→ **Given text**

— START —

A line feed controller 113 responds to line feed data LFD from the master 
controller 112 by delivering a drive pulse to a line feed driver 114 which 
then drives the line feed motor 43 by a required amount in a required 
direction. At the same time, the line feed controller 113 applies a line 
feed busy signal LFB to the master controller 112. A space controller 115 
responsive to space data SPD from the master controller 112 feeds a drive 
pulse to a space driver 116 to drive the space motor 67, thereby moving 
the carriage 57 by a required amount in a required direction. 
Simultaneously, the space controller 115 applies a space busy signal SPB 
to the master controller 112. A hammer controller 117 responsive to hammer 
pressure data HMD from the master controller 112 applies a drive pulse to 
a hammer driver 118 to drive a hammer magnet 60A, which is included in the 
hammer mechanism 60. The hammer magnet 60A in turn causes the hammer 60B 
to strike a type of the type wheel 58 with a required pressure. In the 
meantime, the hammer controller 117 applies a hammer busy signal HMB to 
the master controller 112. 
A ribbon controller 120 responsive to ribbon feed data RBD from the master 
controller 112 applies a drive pulse to a ribbon feed driver 121 to drive 
a ribbon feed motor 122, thereby feeding the ink ribbon 61 by a necessary 
amount. Further, a selection controller 123 responsive to selection data 
SELD from the master controller 112 delivers a drive pulse to a selection 
driver 124 to drive the selection motor 59. The motor 59 then rotates the 
type wheel 58 by a required amount in a required direction so that a type 
to print out desired data is brought into alignment with the hammer 
mechanism 60. The selection controller 123 applies a selection busy signal 
SELB to the master controller 112. 
The operation of the electronic typewriter having the above construction 
will be described with reference also made to FIGS. 8-15B. 
Referring to FIG. 8, responsive to a key input, the ETW controller 100 
determines whether or not the input data is a character code. If it is not 
a character code (inclusive of a character key after the depression of the 
code key 29), the ETW controller 100 sees if the key input is (code key 
29+"L" key) representative of setup/cancel of an automatic uppercase mode.

— END —

→ **Dataset**

— START —

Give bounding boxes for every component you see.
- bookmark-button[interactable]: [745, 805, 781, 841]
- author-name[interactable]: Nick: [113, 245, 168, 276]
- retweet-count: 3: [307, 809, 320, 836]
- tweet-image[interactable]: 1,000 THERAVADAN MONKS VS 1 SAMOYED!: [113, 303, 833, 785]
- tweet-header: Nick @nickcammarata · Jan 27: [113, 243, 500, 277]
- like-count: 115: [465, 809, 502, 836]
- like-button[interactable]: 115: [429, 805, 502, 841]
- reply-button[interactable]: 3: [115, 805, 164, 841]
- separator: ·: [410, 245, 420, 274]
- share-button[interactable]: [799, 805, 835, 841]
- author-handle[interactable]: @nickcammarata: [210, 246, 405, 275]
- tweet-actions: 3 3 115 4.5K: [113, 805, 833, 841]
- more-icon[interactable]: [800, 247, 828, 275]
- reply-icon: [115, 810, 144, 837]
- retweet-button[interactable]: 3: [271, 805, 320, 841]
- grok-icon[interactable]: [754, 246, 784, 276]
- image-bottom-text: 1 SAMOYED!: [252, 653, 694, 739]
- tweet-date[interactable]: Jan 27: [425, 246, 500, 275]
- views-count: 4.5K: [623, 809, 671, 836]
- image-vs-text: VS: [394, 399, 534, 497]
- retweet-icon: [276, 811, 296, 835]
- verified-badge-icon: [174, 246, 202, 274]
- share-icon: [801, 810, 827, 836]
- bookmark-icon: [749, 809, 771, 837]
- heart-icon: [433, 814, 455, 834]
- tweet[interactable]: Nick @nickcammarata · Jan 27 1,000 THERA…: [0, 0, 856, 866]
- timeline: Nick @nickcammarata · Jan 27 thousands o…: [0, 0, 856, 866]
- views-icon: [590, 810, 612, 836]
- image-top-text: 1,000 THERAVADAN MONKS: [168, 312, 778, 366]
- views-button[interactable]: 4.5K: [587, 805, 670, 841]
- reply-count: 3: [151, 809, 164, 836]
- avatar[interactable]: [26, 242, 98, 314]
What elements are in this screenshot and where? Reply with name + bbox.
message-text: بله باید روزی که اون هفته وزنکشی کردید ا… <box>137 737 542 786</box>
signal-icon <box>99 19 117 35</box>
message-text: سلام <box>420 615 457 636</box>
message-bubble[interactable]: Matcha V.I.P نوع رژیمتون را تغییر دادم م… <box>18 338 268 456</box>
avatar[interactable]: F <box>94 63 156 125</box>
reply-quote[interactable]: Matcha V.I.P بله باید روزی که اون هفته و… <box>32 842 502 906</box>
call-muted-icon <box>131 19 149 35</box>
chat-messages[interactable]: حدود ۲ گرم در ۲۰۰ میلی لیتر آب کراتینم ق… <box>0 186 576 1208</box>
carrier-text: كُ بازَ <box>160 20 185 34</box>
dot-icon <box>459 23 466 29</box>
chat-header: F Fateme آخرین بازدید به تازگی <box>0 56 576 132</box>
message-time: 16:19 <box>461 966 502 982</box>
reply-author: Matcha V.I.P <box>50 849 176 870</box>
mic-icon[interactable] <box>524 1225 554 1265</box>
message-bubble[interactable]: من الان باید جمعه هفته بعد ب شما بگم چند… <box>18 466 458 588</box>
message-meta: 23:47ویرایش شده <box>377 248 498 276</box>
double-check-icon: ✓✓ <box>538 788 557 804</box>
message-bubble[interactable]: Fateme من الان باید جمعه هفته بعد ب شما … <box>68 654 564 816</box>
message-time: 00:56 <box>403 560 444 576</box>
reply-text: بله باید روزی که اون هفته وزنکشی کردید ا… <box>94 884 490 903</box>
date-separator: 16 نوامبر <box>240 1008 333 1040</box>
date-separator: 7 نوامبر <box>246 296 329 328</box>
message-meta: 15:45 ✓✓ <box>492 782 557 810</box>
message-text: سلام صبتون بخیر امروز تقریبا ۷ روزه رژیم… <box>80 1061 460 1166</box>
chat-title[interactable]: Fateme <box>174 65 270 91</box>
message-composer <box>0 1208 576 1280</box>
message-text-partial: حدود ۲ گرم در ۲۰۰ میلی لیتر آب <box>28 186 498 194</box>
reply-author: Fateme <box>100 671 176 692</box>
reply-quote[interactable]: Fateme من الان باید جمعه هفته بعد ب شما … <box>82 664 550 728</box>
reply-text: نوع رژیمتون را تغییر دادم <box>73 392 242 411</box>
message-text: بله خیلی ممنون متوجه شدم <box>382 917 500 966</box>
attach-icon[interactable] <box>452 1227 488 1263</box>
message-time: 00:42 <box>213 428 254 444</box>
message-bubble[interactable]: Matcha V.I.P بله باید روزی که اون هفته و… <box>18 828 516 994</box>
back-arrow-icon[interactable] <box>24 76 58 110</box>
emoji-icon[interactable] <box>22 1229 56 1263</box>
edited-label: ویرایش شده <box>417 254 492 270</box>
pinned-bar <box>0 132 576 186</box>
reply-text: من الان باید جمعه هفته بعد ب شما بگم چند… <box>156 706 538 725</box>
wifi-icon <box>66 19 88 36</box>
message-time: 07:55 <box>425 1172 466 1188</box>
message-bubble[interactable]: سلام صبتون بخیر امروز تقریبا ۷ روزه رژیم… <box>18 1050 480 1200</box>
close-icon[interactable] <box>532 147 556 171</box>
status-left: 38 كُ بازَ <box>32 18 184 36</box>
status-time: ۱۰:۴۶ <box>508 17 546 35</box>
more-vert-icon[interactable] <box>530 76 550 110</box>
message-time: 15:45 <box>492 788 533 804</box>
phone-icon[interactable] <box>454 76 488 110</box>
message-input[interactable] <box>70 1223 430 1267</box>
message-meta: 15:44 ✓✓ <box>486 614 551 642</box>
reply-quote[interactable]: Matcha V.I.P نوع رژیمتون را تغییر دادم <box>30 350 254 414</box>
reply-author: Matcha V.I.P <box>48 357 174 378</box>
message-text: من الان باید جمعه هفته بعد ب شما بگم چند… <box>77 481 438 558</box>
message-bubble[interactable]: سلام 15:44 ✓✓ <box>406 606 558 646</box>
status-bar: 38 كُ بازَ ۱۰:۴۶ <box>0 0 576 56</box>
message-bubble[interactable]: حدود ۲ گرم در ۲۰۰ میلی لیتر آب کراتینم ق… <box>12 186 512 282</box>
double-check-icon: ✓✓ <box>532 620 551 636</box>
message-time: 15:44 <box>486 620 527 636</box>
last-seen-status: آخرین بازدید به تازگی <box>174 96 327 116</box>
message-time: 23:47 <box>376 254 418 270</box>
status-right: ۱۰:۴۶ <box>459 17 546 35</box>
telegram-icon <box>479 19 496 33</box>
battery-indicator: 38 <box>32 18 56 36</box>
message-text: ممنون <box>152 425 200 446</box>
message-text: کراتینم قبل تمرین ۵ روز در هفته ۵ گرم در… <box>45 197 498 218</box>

— END —

→ **To do**
a - In the passage on the electronic typewriter's controllers, what signal does the hammer controller 117 send to the master controller 112 while it drives the hammer magnet?
b - Proceed with the passage on the electronic typewriter's controllers, picking up right after its last sentence.

→ **Task answers**
a - A hammer busy signal HMB.

b -
If the result of the decision is "YES", the controller 100 decides whether 
or not a flag F.sub.0 which is to be set in an automatic uppercase mode is 
a ONE. If it is not a ONE, that is, if an automatic uppercase mode has not 
been selected, the controller 100 turns the flag F.sub.0 to a ONE to set 
up an automatic uppercase mode and, at the same time, turns a flag F.sub.1 
adapted to see if a character entered is the first letter input after the 
setup of an automatic uppercase mode to a ONE. If the flag F.sub.0 is a 
ONE, meaning that an automatic uppercase mode has been selected, the 
controller 100 resets the flag F.sub.0 to a ZERO to cancel the automatic 
uppercase mode and, at the same time, turns the flag F.sub.1 to a ZERO. 
Further, if the key input is not (code key 29+"L" key), the controller 100 
executes another function processing. 
Meanwhile if the key input is a character code, the controller 100 stores 
the entered character in the data buffer (RAM) 103 and enters into a 
character printout processing. 
Referring to FIGS. 9 and 10, the character printout processing is shown. 
Generally, in English documents, a sentence ends with a period and the 
next sentence begins after a symbol, a space, and/or a carriage return. 
Therefore, the following characters may generally be regarded as those 
which appear at the beginning of a sentence: 
(1) character at the beginning of document; 
(2) character after period+space; 
(3) character after period+symbol+space; 
(4) character after period+space+symbol; 
(5) character after period+CR (carriage return); 
(6) character after period+symbol+CR; and 
(7) character after period+CR+symbol. 
Since a period is also usable as a decimal point, such a case has to be 
expected. 
Hence, the following procedure may be contemplated to decide whether a 
character to be processed is one which heads a sentence. Firstly, a 
character which is to be processed just after a period is in principle 
regarded as heading a sentence, while a result of decision is cancelled 
when a character appearing just after a period is other than a symbol, a 
space or a CR. Secondly, whether a combination of characters after a 
period belongs to any one of the combinations (1)-(7) stated above is 
determined. 
Referring to FIG. 9, a flowchart representative of the above-mentioned 
first decision processing is shown. When data (entered character) is read 
out of the data buffer (RAM) 103, the ETW controller 100 sees if the flag 
F.sub.0 is a ONE, meaning that an automatic uppercase mode has been 
selected. If F.sub.0 is not a ONE, that is, if an automatic uppercase mode 
has not been set, the controller 100 executes printout processing for 
printing out the entered character. If F.sub.0 is a ONE, implying an 
automatic uppercase mode, the controller 100 determines whether the 
entered character is an English character. 
If it is an English character, the controller 100 determines whether a flag 
F.sub.2 indicative of whether a character heads a sentence, as will be 
described, is a ONE. If F.sub.2 is not a ONE, the controller 100 sees if 
the previously mentioned flag F.sub.1 is a ONE to thereby determine 
whether the entered character is the first character after the selection 
of an automatic uppercase mode. If F.sub.1 is not a ONE, the controller 
100 enters into the printout processing. If F.sub.1 is a ONE, showing that 
the entered character is the first English character after the selection 
of an automatic uppercase mode (character with which a sentence begins)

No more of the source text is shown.